(YOUR INSTRUCTIONS) Print all entries word for word.

* * * * * * *

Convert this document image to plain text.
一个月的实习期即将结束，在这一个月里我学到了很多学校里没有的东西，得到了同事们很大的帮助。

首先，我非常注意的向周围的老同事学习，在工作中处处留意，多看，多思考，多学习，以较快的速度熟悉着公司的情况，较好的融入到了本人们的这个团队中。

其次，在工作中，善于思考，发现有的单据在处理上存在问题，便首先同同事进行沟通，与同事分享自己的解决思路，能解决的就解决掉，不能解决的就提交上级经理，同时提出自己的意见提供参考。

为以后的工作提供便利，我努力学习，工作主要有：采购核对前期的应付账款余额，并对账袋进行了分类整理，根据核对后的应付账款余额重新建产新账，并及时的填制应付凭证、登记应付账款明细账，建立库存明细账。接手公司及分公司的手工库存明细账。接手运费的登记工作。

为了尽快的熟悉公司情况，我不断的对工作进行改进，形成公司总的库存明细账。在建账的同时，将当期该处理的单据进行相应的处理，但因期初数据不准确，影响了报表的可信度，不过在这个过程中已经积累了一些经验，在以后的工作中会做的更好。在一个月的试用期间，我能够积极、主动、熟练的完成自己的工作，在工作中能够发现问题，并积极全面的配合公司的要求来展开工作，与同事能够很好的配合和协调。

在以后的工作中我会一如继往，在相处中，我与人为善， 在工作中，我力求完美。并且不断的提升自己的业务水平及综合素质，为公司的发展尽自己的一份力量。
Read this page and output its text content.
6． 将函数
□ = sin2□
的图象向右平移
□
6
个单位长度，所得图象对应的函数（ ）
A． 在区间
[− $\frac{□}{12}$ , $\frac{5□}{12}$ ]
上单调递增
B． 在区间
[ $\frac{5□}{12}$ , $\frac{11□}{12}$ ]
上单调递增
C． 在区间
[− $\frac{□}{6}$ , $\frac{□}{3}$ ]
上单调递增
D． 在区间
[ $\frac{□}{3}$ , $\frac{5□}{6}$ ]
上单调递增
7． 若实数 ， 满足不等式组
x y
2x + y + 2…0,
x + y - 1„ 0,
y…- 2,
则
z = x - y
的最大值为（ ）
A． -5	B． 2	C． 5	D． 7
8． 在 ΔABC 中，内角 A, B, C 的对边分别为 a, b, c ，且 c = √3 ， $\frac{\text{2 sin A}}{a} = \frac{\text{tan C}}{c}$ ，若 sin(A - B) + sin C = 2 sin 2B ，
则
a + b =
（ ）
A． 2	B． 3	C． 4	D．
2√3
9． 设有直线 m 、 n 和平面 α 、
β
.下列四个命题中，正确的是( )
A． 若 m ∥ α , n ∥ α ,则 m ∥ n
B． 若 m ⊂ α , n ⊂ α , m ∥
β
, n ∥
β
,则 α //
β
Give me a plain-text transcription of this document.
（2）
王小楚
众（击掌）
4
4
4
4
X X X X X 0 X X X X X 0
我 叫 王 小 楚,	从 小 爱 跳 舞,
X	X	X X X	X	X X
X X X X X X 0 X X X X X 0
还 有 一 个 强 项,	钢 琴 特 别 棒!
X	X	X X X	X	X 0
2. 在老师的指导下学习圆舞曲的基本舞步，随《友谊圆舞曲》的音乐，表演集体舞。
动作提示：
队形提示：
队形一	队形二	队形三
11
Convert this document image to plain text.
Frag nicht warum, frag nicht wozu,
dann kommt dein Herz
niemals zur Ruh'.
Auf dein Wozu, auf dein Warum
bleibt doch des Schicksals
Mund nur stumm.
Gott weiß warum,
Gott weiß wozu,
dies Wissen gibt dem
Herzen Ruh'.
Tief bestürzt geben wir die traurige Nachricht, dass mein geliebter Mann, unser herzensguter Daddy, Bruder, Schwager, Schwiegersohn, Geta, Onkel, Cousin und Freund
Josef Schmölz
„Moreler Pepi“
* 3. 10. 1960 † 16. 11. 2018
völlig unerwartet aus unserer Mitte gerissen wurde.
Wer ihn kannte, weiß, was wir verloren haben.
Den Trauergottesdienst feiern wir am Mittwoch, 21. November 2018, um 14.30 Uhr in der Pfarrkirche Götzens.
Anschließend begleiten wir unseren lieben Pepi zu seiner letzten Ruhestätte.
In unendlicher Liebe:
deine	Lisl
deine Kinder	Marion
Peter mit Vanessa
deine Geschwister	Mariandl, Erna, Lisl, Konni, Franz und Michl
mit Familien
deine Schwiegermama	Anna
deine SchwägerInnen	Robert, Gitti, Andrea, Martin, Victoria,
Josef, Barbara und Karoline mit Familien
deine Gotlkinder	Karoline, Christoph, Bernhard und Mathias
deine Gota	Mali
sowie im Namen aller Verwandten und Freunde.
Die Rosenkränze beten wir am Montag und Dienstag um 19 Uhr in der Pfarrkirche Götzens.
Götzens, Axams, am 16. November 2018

* * * * * * *

(THE RESPONSE)
Convert this document image to plain text.
一个月的实习期即将结束，在这一个月里我学到了很多学校里没有的东西，得到了同事们很大的帮助。

首先，我非常注意的向周围的老同事学习，在工作中处处留意，多看，多思考，多学习，以较快的速度熟悉着公司的情况，较好的融入到了本人们的这个团队中。

其次，在工作中，善于思考，发现有的单据在处理上存在问题，便首先同同事进行沟通，与同事分享自己的解决思路，能解决的就解决掉，不能解决的就提交上级经理，同时提出自己的意见提供参考。

为以后的工作提供便利，我努力学习，工作主要有：采购核对前期的应付账款余额，并对账袋进行了分类整理，根据核对后的应付账款余额重新建产新账，并及时的填制应付凭证、登记应付账款明细账，建立库存明细账。接手公司及分公司的手工库存明细账。接手运费的登记工作。

为了尽快的熟悉公司情况，我不断的对工作进行改进，形成公司总的库存明细账。在建账的同时，将当期该处理的单据进行相应的处理，但因期初数据不准确，影响了报表的可信度，不过在这个过程中已经积累了一些经验，在以后的工作中会做的更好。在一个月的试用期间，我能够积极、主动、熟练的完成自己的工作，在工作中能够发现问题，并积极全面的配合公司的要求来展开工作，与同事能够很好的配合和协调。

在以后的工作中我会一如继往，在相处中，我与人为善， 在工作中，我力求完美。并且不断的提升自己的业务水平及综合素质，为公司的发展尽自己的一份力量。
Read this page and output its text content.
6． 将函数
□ = sin2□
的图象向右平移
□
6
个单位长度，所得图象对应的函数（ ）
A． 在区间
[− $\frac{□}{12}$ , $\frac{5□}{12}$ ]
上单调递增
B． 在区间
[ $\frac{5□}{12}$ , $\frac{11□}{12}$ ]
上单调递增
C． 在区间
[− $\frac{□}{6}$ , $\frac{□}{3}$ ]
上单调递增
D． 在区间
[ $\frac{□}{3}$ , $\frac{5□}{6}$ ]
上单调递增
7． 若实数 ， 满足不等式组
x y
2x + y + 2…0,
x + y - 1„ 0,
y…- 2,
则
z = x - y
的最大值为（ ）
A． -5	B． 2	C． 5	D． 7
8． 在 ΔABC 中，内角 A, B, C 的对边分别为 a, b, c ，且 c = √3 ， $\frac{\text{2 sin A}}{a} = \frac{\text{tan C}}{c}$ ，若 sin(A - B) + sin C = 2 sin 2B ，
则
a + b =
（ ）
A． 2	B． 3	C． 4	D．
2√3
9． 设有直线 m 、 n 和平面 α 、
β
.下列四个命题中，正确的是( )
A． 若 m ∥ α , n ∥ α ,则 m ∥ n
B． 若 m ⊂ α , n ⊂ α , m ∥
β
, n ∥
β
,则 α //
β
Give me a plain-text transcription of this document.
（2）
王小楚
众（击掌）
4
4
4
4
X X X X X 0 X X X X X 0
我 叫 王 小 楚,	从 小 爱 跳 舞,
X	X	X X X	X	X X
X X X X X X 0 X X X X X 0
还 有 一 个 强 项,	钢 琴 特 别 棒!
X	X	X X X	X	X 0
2. 在老师的指导下学习圆舞曲的基本舞步，随《友谊圆舞曲》的音乐，表演集体舞。
动作提示：
队形提示：
队形一	队形二	队形三
11
Convert this document image to plain text.
Frag nicht warum, frag nicht wozu,
dann kommt dein Herz
niemals zur Ruh'.
Auf dein Wozu, auf dein Warum
bleibt doch des Schicksals
Mund nur stumm.
Gott weiß warum,
Gott weiß wozu,
dies Wissen gibt dem
Herzen Ruh'.
Tief bestürzt geben wir die traurige Nachricht, dass mein geliebter Mann, unser herzensguter Daddy, Bruder, Schwager, Schwiegersohn, Geta, Onkel, Cousin und Freund
Josef Schmölz
„Moreler Pepi“
* 3. 10. 1960 † 16. 11. 2018
völlig unerwartet aus unserer Mitte gerissen wurde.
Wer ihn kannte, weiß, was wir verloren haben.
Den Trauergottesdienst feiern wir am Mittwoch, 21. November 2018, um 14.30 Uhr in der Pfarrkirche Götzens.
Anschließend begleiten wir unseren lieben Pepi zu seiner letzten Ruhestätte.
In unendlicher Liebe:
deine	Lisl
deine Kinder	Marion
Peter mit Vanessa
deine Geschwister	Mariandl, Erna, Lisl, Konni, Franz und Michl
mit Familien
deine Schwiegermama	Anna
deine SchwägerInnen	Robert, Gitti, Andrea, Martin, Victoria,
Josef, Barbara und Karoline mit Familien
deine Gotlkinder	Karoline, Christoph, Bernhard und Mathias
deine Gota	Mali
sowie im Namen aller Verwandten und Freunde.
Die Rosenkränze beten wir am Montag und Dienstag um 19 Uhr in der Pfarrkirche Götzens.
Götzens, Axams, am 16. November 2018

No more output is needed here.